(Items in a dataset)
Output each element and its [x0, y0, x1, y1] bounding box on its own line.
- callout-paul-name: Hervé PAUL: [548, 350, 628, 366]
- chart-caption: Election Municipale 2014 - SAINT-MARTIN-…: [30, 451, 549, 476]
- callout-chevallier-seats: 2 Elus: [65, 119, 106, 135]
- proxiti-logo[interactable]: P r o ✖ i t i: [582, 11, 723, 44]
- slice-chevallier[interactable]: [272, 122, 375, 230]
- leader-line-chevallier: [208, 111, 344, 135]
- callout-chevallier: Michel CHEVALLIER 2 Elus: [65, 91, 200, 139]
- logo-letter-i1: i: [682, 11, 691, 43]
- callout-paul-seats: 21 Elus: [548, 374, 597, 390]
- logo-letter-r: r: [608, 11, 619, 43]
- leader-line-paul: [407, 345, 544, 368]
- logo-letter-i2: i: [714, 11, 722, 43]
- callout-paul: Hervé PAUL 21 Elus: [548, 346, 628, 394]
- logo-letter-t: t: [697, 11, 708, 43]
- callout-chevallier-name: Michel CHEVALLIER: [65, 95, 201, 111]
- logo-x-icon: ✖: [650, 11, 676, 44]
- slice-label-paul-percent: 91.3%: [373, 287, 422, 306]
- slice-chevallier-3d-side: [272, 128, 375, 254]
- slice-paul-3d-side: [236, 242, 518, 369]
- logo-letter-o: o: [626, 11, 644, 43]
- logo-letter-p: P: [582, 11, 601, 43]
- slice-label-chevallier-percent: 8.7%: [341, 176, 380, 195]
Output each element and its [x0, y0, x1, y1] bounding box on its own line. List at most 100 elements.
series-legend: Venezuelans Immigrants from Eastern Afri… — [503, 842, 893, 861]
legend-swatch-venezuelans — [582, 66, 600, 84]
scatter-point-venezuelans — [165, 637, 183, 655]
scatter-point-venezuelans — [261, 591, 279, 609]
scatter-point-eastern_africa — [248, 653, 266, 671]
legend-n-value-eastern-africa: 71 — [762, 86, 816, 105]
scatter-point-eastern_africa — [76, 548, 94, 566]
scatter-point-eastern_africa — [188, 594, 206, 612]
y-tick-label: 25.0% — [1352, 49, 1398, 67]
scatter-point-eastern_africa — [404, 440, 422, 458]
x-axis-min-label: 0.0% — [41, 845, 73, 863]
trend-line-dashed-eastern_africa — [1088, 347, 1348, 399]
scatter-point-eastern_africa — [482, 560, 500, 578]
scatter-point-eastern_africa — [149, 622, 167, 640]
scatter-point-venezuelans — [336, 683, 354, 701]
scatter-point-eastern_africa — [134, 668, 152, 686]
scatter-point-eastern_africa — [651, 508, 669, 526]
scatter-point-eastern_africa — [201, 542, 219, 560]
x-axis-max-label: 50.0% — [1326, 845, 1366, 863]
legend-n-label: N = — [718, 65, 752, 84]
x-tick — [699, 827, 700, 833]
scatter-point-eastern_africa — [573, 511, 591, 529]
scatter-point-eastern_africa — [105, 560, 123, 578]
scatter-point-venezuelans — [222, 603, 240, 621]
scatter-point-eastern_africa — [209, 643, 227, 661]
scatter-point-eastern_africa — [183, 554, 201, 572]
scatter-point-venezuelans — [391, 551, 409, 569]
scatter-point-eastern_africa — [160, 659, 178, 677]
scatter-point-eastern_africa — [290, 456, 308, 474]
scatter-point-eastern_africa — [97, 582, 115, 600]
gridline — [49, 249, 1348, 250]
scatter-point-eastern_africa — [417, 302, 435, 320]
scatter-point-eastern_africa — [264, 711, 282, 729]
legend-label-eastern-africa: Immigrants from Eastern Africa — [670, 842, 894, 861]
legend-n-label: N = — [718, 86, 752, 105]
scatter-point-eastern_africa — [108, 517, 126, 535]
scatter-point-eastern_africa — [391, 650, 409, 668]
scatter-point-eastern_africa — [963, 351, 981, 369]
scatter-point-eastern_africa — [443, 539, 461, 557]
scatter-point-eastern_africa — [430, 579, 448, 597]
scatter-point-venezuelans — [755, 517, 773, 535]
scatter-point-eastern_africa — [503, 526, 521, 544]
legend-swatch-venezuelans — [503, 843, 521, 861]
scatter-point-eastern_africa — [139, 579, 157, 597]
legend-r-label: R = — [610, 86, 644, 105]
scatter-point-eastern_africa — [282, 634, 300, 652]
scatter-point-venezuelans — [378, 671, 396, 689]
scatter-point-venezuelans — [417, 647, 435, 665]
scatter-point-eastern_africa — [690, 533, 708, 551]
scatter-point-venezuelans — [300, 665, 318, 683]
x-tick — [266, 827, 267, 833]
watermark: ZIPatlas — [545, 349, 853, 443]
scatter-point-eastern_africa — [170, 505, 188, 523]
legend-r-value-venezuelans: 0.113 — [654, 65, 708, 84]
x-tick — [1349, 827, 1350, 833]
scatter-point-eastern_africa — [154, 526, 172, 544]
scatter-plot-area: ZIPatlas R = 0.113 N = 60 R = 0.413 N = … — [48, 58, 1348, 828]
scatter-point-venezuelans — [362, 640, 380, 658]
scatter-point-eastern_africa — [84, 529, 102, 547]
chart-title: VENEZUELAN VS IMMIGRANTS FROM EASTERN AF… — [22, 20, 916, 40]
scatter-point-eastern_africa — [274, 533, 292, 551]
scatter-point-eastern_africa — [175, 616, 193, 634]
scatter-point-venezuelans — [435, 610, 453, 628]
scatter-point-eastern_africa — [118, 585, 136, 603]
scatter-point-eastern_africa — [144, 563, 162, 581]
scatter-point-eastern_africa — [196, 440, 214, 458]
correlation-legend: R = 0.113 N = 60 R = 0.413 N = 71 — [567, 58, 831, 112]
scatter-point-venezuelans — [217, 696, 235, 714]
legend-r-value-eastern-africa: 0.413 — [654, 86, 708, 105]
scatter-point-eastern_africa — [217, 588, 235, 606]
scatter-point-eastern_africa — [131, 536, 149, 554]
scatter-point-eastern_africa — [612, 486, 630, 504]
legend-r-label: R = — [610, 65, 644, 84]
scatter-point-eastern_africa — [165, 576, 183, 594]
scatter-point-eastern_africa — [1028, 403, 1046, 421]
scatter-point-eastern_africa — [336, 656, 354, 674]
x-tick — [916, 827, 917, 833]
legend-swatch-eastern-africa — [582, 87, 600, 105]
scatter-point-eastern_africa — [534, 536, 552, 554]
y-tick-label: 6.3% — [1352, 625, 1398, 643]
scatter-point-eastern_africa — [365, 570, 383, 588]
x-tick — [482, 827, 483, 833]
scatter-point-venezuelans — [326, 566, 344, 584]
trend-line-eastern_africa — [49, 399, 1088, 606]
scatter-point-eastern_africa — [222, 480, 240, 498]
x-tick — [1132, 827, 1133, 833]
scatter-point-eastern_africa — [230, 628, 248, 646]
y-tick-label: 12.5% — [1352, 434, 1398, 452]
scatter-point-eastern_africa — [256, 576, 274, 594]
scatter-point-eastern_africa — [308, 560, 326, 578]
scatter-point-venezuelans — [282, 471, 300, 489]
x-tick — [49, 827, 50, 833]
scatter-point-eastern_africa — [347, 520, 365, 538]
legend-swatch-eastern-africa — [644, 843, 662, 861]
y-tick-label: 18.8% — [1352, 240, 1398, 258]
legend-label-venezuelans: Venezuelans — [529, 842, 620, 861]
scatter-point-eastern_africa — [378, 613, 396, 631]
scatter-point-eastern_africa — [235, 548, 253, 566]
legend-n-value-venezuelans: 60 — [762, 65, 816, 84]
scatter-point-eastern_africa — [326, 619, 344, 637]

SHORT EXERCISE — Copy every line of the items above word for word, from first to last, without changing anything.

WRITTEN ANSWER —
Output each element and its [x0, y0, x1, y1] bounding box on its own line.
- callout-paul-name: Hervé PAUL: [548, 350, 628, 366]
- chart-caption: Election Municipale 2014 - SAINT-MARTIN-…: [30, 451, 549, 476]
- callout-chevallier-seats: 2 Elus: [65, 119, 106, 135]
- proxiti-logo[interactable]: P r o ✖ i t i: [582, 11, 723, 44]
- slice-chevallier[interactable]: [272, 122, 375, 230]
- leader-line-chevallier: [208, 111, 344, 135]
- callout-chevallier: Michel CHEVALLIER 2 Elus: [65, 91, 200, 139]
- logo-letter-i1: i: [682, 11, 691, 43]
- callout-paul-seats: 21 Elus: [548, 374, 597, 390]
- logo-letter-r: r: [608, 11, 619, 43]
- leader-line-paul: [407, 345, 544, 368]
- logo-letter-i2: i: [714, 11, 722, 43]
- callout-paul: Hervé PAUL 21 Elus: [548, 346, 628, 394]
- logo-letter-t: t: [697, 11, 708, 43]
- callout-chevallier-name: Michel CHEVALLIER: [65, 95, 201, 111]
- logo-x-icon: ✖: [650, 11, 676, 44]
- slice-label-paul-percent: 91.3%: [373, 287, 422, 306]
- slice-chevallier-3d-side: [272, 128, 375, 254]
- slice-paul-3d-side: [236, 242, 518, 369]
- logo-letter-o: o: [626, 11, 644, 43]
- logo-letter-p: P: [582, 11, 601, 43]
- slice-label-chevallier-percent: 8.7%: [341, 176, 380, 195]
Output each element and its [x0, y0, x1, y1] bounding box on its own line. List at most 100 elements.
series-legend: Venezuelans Immigrants from Eastern Afri… — [503, 842, 893, 861]
legend-swatch-venezuelans — [582, 66, 600, 84]
scatter-point-venezuelans — [165, 637, 183, 655]
scatter-point-venezuelans — [261, 591, 279, 609]
scatter-point-eastern_africa — [248, 653, 266, 671]
legend-n-value-eastern-africa: 71 — [762, 86, 816, 105]
scatter-point-eastern_africa — [76, 548, 94, 566]
scatter-point-eastern_africa — [188, 594, 206, 612]
y-tick-label: 25.0% — [1352, 49, 1398, 67]
scatter-point-eastern_africa — [404, 440, 422, 458]
x-axis-min-label: 0.0% — [41, 845, 73, 863]
trend-line-dashed-eastern_africa — [1088, 347, 1348, 399]
scatter-point-eastern_africa — [482, 560, 500, 578]
scatter-point-eastern_africa — [149, 622, 167, 640]
scatter-point-venezuelans — [336, 683, 354, 701]
scatter-point-eastern_africa — [134, 668, 152, 686]
scatter-point-eastern_africa — [651, 508, 669, 526]
scatter-point-eastern_africa — [201, 542, 219, 560]
x-axis-max-label: 50.0% — [1326, 845, 1366, 863]
legend-n-label: N = — [718, 65, 752, 84]
x-tick — [699, 827, 700, 833]
scatter-point-eastern_africa — [573, 511, 591, 529]
scatter-point-eastern_africa — [105, 560, 123, 578]
scatter-point-venezuelans — [222, 603, 240, 621]
scatter-point-eastern_africa — [209, 643, 227, 661]
scatter-point-eastern_africa — [183, 554, 201, 572]
scatter-point-venezuelans — [391, 551, 409, 569]
scatter-point-eastern_africa — [160, 659, 178, 677]
scatter-point-eastern_africa — [290, 456, 308, 474]
scatter-point-eastern_africa — [97, 582, 115, 600]
gridline — [49, 249, 1348, 250]
scatter-point-eastern_africa — [417, 302, 435, 320]
scatter-point-eastern_africa — [264, 711, 282, 729]
legend-label-eastern-africa: Immigrants from Eastern Africa — [670, 842, 894, 861]
legend-n-label: N = — [718, 86, 752, 105]
scatter-point-eastern_africa — [108, 517, 126, 535]
scatter-point-eastern_africa — [391, 650, 409, 668]
scatter-point-eastern_africa — [963, 351, 981, 369]
scatter-point-eastern_africa — [443, 539, 461, 557]
scatter-point-eastern_africa — [430, 579, 448, 597]
scatter-point-venezuelans — [755, 517, 773, 535]
scatter-point-eastern_africa — [503, 526, 521, 544]
legend-swatch-venezuelans — [503, 843, 521, 861]
scatter-point-eastern_africa — [139, 579, 157, 597]
legend-r-label: R = — [610, 86, 644, 105]
scatter-point-eastern_africa — [282, 634, 300, 652]
scatter-point-venezuelans — [378, 671, 396, 689]
scatter-point-venezuelans — [417, 647, 435, 665]
scatter-point-eastern_africa — [690, 533, 708, 551]
scatter-point-venezuelans — [300, 665, 318, 683]
x-tick — [266, 827, 267, 833]
watermark: ZIPatlas — [545, 349, 853, 443]
scatter-point-eastern_africa — [170, 505, 188, 523]
legend-r-value-venezuelans: 0.113 — [654, 65, 708, 84]
x-tick — [1349, 827, 1350, 833]
scatter-point-eastern_africa — [154, 526, 172, 544]
scatter-plot-area: ZIPatlas R = 0.113 N = 60 R = 0.413 N = … — [48, 58, 1348, 828]
scatter-point-venezuelans — [362, 640, 380, 658]
scatter-point-eastern_africa — [84, 529, 102, 547]
chart-title: VENEZUELAN VS IMMIGRANTS FROM EASTERN AF… — [22, 20, 916, 40]
scatter-point-eastern_africa — [274, 533, 292, 551]
scatter-point-eastern_africa — [175, 616, 193, 634]
scatter-point-venezuelans — [435, 610, 453, 628]
scatter-point-eastern_africa — [118, 585, 136, 603]
scatter-point-eastern_africa — [144, 563, 162, 581]
scatter-point-eastern_africa — [196, 440, 214, 458]
correlation-legend: R = 0.113 N = 60 R = 0.413 N = 71 — [567, 58, 831, 112]
scatter-point-venezuelans — [217, 696, 235, 714]
legend-r-value-eastern-africa: 0.413 — [654, 86, 708, 105]
scatter-point-eastern_africa — [217, 588, 235, 606]
scatter-point-eastern_africa — [131, 536, 149, 554]
scatter-point-eastern_africa — [612, 486, 630, 504]
legend-r-label: R = — [610, 65, 644, 84]
scatter-point-eastern_africa — [165, 576, 183, 594]
scatter-point-eastern_africa — [1028, 403, 1046, 421]
scatter-point-eastern_africa — [336, 656, 354, 674]
x-tick — [916, 827, 917, 833]
legend-swatch-eastern-africa — [582, 87, 600, 105]
scatter-point-eastern_africa — [534, 536, 552, 554]
y-tick-label: 6.3% — [1352, 625, 1398, 643]
scatter-point-eastern_africa — [365, 570, 383, 588]
x-tick — [482, 827, 483, 833]
scatter-point-venezuelans — [326, 566, 344, 584]
trend-line-eastern_africa — [49, 399, 1088, 606]
scatter-point-eastern_africa — [222, 480, 240, 498]
x-tick — [1132, 827, 1133, 833]
scatter-point-eastern_africa — [230, 628, 248, 646]
y-tick-label: 12.5% — [1352, 434, 1398, 452]
scatter-point-eastern_africa — [256, 576, 274, 594]
scatter-point-eastern_africa — [308, 560, 326, 578]
scatter-point-venezuelans — [282, 471, 300, 489]
x-tick — [49, 827, 50, 833]
scatter-point-eastern_africa — [347, 520, 365, 538]
legend-swatch-eastern-africa — [644, 843, 662, 861]
y-tick-label: 18.8% — [1352, 240, 1398, 258]
legend-label-venezuelans: Venezuelans — [529, 842, 620, 861]
scatter-point-eastern_africa — [378, 613, 396, 631]
scatter-point-eastern_africa — [235, 548, 253, 566]
legend-n-value-venezuelans: 60 — [762, 65, 816, 84]
scatter-point-eastern_africa — [326, 619, 344, 637]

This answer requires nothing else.